▶ _Goal_
Format the entries below as a JSON list of strings with one string per line. Skip blank lines and leave the pictures out.

Start of Records to use

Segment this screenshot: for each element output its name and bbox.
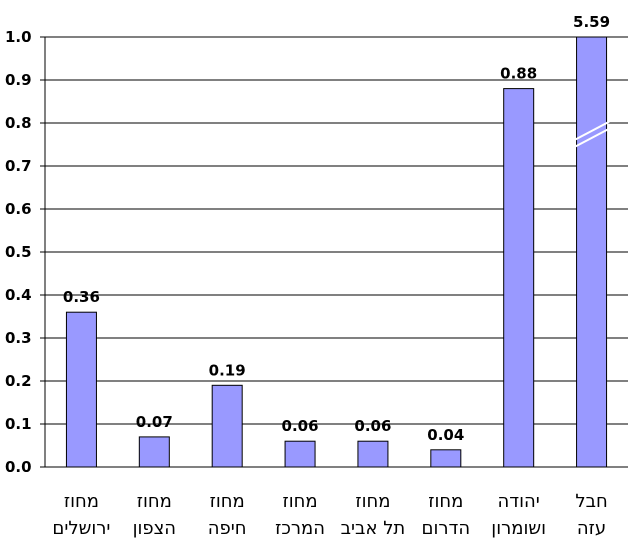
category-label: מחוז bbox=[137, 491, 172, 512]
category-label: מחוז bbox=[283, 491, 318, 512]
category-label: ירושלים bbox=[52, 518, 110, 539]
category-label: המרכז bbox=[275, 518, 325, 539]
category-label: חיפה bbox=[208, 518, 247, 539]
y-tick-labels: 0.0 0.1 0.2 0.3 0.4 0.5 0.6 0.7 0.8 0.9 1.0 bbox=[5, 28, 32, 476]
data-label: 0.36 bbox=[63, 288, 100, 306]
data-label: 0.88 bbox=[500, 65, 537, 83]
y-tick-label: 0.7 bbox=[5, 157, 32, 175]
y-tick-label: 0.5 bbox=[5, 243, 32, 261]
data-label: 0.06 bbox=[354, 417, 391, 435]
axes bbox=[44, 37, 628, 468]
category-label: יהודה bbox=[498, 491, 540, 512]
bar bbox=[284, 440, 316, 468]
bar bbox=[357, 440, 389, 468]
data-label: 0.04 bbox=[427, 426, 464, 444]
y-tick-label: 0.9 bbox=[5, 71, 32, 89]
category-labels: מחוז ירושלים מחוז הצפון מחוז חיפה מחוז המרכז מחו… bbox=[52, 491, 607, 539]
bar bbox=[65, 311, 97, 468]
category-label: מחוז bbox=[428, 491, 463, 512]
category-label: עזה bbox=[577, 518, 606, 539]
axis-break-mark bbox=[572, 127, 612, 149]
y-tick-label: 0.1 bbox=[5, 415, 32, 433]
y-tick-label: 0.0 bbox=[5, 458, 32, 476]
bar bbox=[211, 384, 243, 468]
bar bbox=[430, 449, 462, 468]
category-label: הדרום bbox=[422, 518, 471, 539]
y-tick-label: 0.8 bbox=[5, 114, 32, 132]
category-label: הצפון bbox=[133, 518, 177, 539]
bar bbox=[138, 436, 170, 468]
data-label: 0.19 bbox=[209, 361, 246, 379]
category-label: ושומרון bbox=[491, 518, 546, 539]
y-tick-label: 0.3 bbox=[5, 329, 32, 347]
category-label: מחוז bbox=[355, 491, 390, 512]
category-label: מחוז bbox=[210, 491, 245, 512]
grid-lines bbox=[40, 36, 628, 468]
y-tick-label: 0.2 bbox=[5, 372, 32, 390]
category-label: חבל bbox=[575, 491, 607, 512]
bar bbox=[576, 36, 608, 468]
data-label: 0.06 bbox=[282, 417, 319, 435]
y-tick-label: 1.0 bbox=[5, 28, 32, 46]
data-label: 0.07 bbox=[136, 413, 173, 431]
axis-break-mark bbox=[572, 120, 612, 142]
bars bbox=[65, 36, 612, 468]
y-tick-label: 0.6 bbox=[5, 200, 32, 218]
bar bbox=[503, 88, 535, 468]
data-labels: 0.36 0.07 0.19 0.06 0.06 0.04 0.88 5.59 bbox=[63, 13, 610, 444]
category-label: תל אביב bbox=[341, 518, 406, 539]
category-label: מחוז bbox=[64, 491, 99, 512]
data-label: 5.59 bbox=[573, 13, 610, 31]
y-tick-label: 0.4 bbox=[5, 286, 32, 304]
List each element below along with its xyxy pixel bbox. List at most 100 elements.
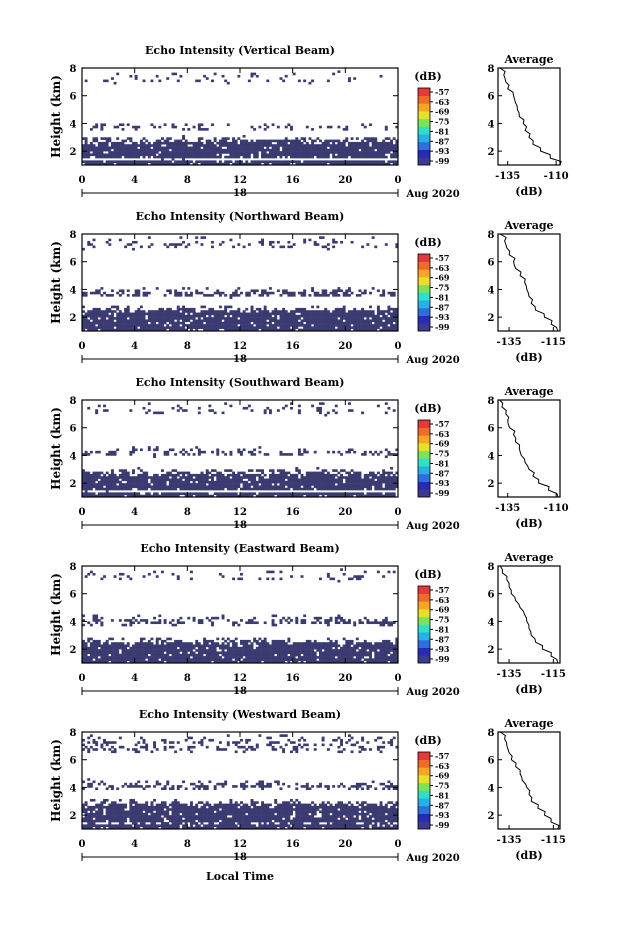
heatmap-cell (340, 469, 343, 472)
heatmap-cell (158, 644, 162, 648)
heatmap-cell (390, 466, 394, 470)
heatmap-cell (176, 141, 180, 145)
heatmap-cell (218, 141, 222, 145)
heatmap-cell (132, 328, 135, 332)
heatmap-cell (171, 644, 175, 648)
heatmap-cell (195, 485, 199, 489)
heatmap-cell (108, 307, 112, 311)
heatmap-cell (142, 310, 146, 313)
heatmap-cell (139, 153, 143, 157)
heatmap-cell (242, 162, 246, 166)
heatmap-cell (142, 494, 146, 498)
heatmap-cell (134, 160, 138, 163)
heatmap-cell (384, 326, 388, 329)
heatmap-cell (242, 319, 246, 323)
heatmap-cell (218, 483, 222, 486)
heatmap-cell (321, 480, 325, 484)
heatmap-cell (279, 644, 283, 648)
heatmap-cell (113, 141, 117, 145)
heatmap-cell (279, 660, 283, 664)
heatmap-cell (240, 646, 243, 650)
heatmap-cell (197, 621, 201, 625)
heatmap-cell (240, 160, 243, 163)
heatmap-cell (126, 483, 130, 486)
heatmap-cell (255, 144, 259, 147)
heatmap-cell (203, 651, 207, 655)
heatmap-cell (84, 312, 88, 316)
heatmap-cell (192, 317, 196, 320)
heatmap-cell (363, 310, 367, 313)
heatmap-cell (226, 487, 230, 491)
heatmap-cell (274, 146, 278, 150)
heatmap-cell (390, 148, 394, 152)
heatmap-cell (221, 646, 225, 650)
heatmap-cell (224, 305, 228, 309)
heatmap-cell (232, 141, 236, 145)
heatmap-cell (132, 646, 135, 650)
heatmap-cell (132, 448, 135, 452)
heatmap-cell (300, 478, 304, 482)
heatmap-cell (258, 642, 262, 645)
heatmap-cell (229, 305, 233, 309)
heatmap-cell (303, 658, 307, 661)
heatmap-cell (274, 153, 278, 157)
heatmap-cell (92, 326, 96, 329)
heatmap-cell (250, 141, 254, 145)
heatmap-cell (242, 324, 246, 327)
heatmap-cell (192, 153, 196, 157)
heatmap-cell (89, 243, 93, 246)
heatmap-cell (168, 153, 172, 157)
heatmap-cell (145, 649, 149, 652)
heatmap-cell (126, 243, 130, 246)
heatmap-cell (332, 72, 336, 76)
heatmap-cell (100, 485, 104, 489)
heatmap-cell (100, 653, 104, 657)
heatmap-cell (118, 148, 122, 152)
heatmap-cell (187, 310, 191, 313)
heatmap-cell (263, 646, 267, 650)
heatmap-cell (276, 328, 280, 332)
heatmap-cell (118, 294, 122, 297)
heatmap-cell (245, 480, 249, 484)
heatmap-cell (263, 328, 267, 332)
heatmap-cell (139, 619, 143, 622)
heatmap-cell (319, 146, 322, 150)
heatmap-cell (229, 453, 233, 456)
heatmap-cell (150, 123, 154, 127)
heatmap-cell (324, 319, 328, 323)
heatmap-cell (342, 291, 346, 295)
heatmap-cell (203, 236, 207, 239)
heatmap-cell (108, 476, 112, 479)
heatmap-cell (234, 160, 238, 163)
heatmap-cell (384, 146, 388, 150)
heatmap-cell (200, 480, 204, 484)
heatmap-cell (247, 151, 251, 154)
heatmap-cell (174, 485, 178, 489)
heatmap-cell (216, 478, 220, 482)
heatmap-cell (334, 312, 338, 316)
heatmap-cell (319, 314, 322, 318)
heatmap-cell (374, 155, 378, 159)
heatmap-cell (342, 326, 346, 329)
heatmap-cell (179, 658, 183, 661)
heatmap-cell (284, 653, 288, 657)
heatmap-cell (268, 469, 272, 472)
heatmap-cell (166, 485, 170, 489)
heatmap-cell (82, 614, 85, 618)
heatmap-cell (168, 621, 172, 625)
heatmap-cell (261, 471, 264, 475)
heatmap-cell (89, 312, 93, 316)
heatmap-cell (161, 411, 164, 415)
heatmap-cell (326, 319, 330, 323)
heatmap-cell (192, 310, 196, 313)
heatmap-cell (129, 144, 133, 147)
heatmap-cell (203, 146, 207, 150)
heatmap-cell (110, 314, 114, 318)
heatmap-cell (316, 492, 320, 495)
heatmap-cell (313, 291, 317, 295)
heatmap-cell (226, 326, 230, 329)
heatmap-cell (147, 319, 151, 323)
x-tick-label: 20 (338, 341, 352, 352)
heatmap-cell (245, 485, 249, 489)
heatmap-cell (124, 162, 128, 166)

End of Records to use

▶ _Correct output_
[
  "Segment this screenshot: for each element output its name and bbox.",
  "category-label: מחוז bbox=[137, 491, 172, 512]",
  "category-label: מחוז bbox=[283, 491, 318, 512]",
  "category-label: ירושלים bbox=[52, 518, 110, 539]",
  "category-label: המרכז bbox=[275, 518, 325, 539]",
  "category-label: חיפה bbox=[208, 518, 247, 539]",
  "y-tick-labels: 0.0 0.1 0.2 0.3 0.4 0.5 0.6 0.7 0.8 0.9 1.0 bbox=[5, 28, 32, 476]",
  "data-label: 0.36 bbox=[63, 288, 100, 306]",
  "data-label: 0.88 bbox=[500, 65, 537, 83]",
  "y-tick-label: 0.7 bbox=[5, 157, 32, 175]",
  "y-tick-label: 0.5 bbox=[5, 243, 32, 261]",
  "data-label: 0.06 bbox=[354, 417, 391, 435]",
  "axes bbox=[44, 37, 628, 468]",
  "category-label: יהודה bbox=[498, 491, 540, 512]",
  "bar bbox=[284, 440, 316, 468]",
  "bar bbox=[357, 440, 389, 468]",
  "data-label: 0.04 bbox=[427, 426, 464, 444]",
  "y-tick-label: 0.9 bbox=[5, 71, 32, 89]",
  "category-labels: מחוז ירושלים מחוז הצפון מחוז חיפה מחוז המרכז מחו… bbox=[52, 491, 607, 539]",
  "bar bbox=[65, 311, 97, 468]",
  "category-label: מחוז bbox=[428, 491, 463, 512]",
  "category-label: עזה bbox=[577, 518, 606, 539]",
  "axis-break-mark bbox=[572, 127, 612, 149]",
  "y-tick-label: 0.1 bbox=[5, 415, 32, 433]",
  "y-tick-label: 0.0 bbox=[5, 458, 32, 476]",
  "bar bbox=[211, 384, 243, 468]",
  "bar bbox=[430, 449, 462, 468]",
  "category-label: הדרום bbox=[422, 518, 471, 539]",
  "y-tick-label: 0.8 bbox=[5, 114, 32, 132]",
  "category-label: הצפון bbox=[133, 518, 177, 539]",
  "bar bbox=[138, 436, 170, 468]",
  "data-label: 0.19 bbox=[209, 361, 246, 379]",
  "category-label: ושומרון bbox=[491, 518, 546, 539]",
  "y-tick-label: 0.3 bbox=[5, 329, 32, 347]",
  "category-label: מחוז bbox=[355, 491, 390, 512]",
  "category-label: מחוז bbox=[210, 491, 245, 512]",
  "grid-lines bbox=[40, 36, 628, 468]",
  "y-tick-label: 0.2 bbox=[5, 372, 32, 390]",
  "category-label: חבל bbox=[575, 491, 607, 512]",
  "bar bbox=[576, 36, 608, 468]",
  "data-label: 0.06 bbox=[282, 417, 319, 435]",
  "y-tick-label: 1.0 bbox=[5, 28, 32, 46]",
  "data-label: 0.07 bbox=[136, 413, 173, 431]",
  "axis-break-mark bbox=[572, 120, 612, 142]",
  "bars bbox=[65, 36, 612, 468]",
  "y-tick-label: 0.6 bbox=[5, 200, 32, 218]",
  "bar bbox=[503, 88, 535, 468]",
  "data-labels: 0.36 0.07 0.19 0.06 0.06 0.04 0.88 5.59 bbox=[63, 13, 610, 444]",
  "category-label: תל אביב bbox=[341, 518, 406, 539]",
  "category-label: מחוז bbox=[64, 491, 99, 512]",
  "data-label: 5.59 bbox=[573, 13, 610, 31]",
  "y-tick-label: 0.4 bbox=[5, 286, 32, 304]",
  "List each element below along with its xyxy pixel bbox. List at most 100 elements.",
  "heatmap-cell (340, 469, 343, 472)",
  "heatmap-cell (158, 644, 162, 648)",
  "heatmap-cell (390, 466, 394, 470)",
  "heatmap-cell (176, 141, 180, 145)",
  "heatmap-cell (218, 141, 222, 145)",
  "heatmap-cell (132, 328, 135, 332)",
  "heatmap-cell (171, 644, 175, 648)",
  "heatmap-cell (195, 485, 199, 489)",
  "heatmap-cell (108, 307, 112, 311)",
  "heatmap-cell (142, 310, 146, 313)",
  "heatmap-cell (139, 153, 143, 157)",
  "heatmap-cell (242, 162, 246, 166)",
  "heatmap-cell (142, 494, 146, 498)",
  "heatmap-cell (134, 160, 138, 163)",
  "heatmap-cell (384, 326, 388, 329)",
  "heatmap-cell (242, 319, 246, 323)",
  "heatmap-cell (218, 483, 222, 486)",
  "heatmap-cell (321, 480, 325, 484)",
  "heatmap-cell (279, 644, 283, 648)",
  "heatmap-cell (113, 141, 117, 145)",
  "heatmap-cell (279, 660, 283, 664)",
  "heatmap-cell (240, 646, 243, 650)",
  "heatmap-cell (197, 621, 201, 625)",
  "heatmap-cell (240, 160, 243, 163)",
  "heatmap-cell (126, 483, 130, 486)",
  "heatmap-cell (255, 144, 259, 147)",
  "heatmap-cell (203, 651, 207, 655)",
  "heatmap-cell (84, 312, 88, 316)",
  "heatmap-cell (192, 317, 196, 320)",
  "heatmap-cell (363, 310, 367, 313)",
  "heatmap-cell (226, 487, 230, 491)",
  "heatmap-cell (274, 146, 278, 150)",
  "heatmap-cell (390, 148, 394, 152)",
  "heatmap-cell (221, 646, 225, 650)",
  "heatmap-cell (224, 305, 228, 309)",
  "heatmap-cell (232, 141, 236, 145)",
  "heatmap-cell (132, 646, 135, 650)",
  "heatmap-cell (132, 448, 135, 452)",
  "heatmap-cell (300, 478, 304, 482)",
  "heatmap-cell (258, 642, 262, 645)",
  "heatmap-cell (229, 305, 233, 309)",
  "heatmap-cell (303, 658, 307, 661)",
  "heatmap-cell (274, 153, 278, 157)",
  "heatmap-cell (92, 326, 96, 329)",
  "heatmap-cell (250, 141, 254, 145)",
  "heatmap-cell (242, 324, 246, 327)",
  "heatmap-cell (192, 153, 196, 157)",
  "heatmap-cell (89, 243, 93, 246)",
  "heatmap-cell (168, 153, 172, 157)",
  "heatmap-cell (145, 649, 149, 652)",
  "heatmap-cell (126, 243, 130, 246)",
  "heatmap-cell (332, 72, 336, 76)",
  "heatmap-cell (100, 485, 104, 489)",
  "heatmap-cell (100, 653, 104, 657)",
  "heatmap-cell (118, 148, 122, 152)",
  "heatmap-cell (187, 310, 191, 313)",
  "heatmap-cell (263, 646, 267, 650)",
  "heatmap-cell (276, 328, 280, 332)",
  "heatmap-cell (118, 294, 122, 297)",
  "heatmap-cell (245, 480, 249, 484)",
  "heatmap-cell (263, 328, 267, 332)",
  "heatmap-cell (139, 619, 143, 622)",
  "heatmap-cell (319, 146, 322, 150)",
  "heatmap-cell (229, 453, 233, 456)",
  "heatmap-cell (150, 123, 154, 127)",
  "heatmap-cell (324, 319, 328, 323)",
  "heatmap-cell (342, 291, 346, 295)",
  "heatmap-cell (203, 236, 207, 239)",
  "heatmap-cell (108, 476, 112, 479)",
  "heatmap-cell (234, 160, 238, 163)",
  "heatmap-cell (384, 146, 388, 150)",
  "heatmap-cell (200, 480, 204, 484)",
  "heatmap-cell (247, 151, 251, 154)",
  "heatmap-cell (174, 485, 178, 489)",
  "heatmap-cell (216, 478, 220, 482)",
  "heatmap-cell (334, 312, 338, 316)",
  "heatmap-cell (319, 314, 322, 318)",
  "heatmap-cell (374, 155, 378, 159)",
  "heatmap-cell (342, 326, 346, 329)",
  "heatmap-cell (179, 658, 183, 661)",
  "heatmap-cell (284, 653, 288, 657)",
  "heatmap-cell (268, 469, 272, 472)",
  "heatmap-cell (166, 485, 170, 489)",
  "heatmap-cell (82, 614, 85, 618)",
  "heatmap-cell (168, 621, 172, 625)",
  "heatmap-cell (261, 471, 264, 475)",
  "heatmap-cell (89, 312, 93, 316)",
  "heatmap-cell (161, 411, 164, 415)",
  "heatmap-cell (326, 319, 330, 323)",
  "heatmap-cell (192, 310, 196, 313)",
  "heatmap-cell (129, 144, 133, 147)",
  "heatmap-cell (203, 146, 207, 150)",
  "heatmap-cell (110, 314, 114, 318)",
  "heatmap-cell (316, 492, 320, 495)",
  "heatmap-cell (313, 291, 317, 295)",
  "heatmap-cell (226, 326, 230, 329)",
  "heatmap-cell (147, 319, 151, 323)",
  "x-tick-label: 20 (338, 341, 352, 352)",
  "heatmap-cell (245, 485, 249, 489)",
  "heatmap-cell (124, 162, 128, 166)"
]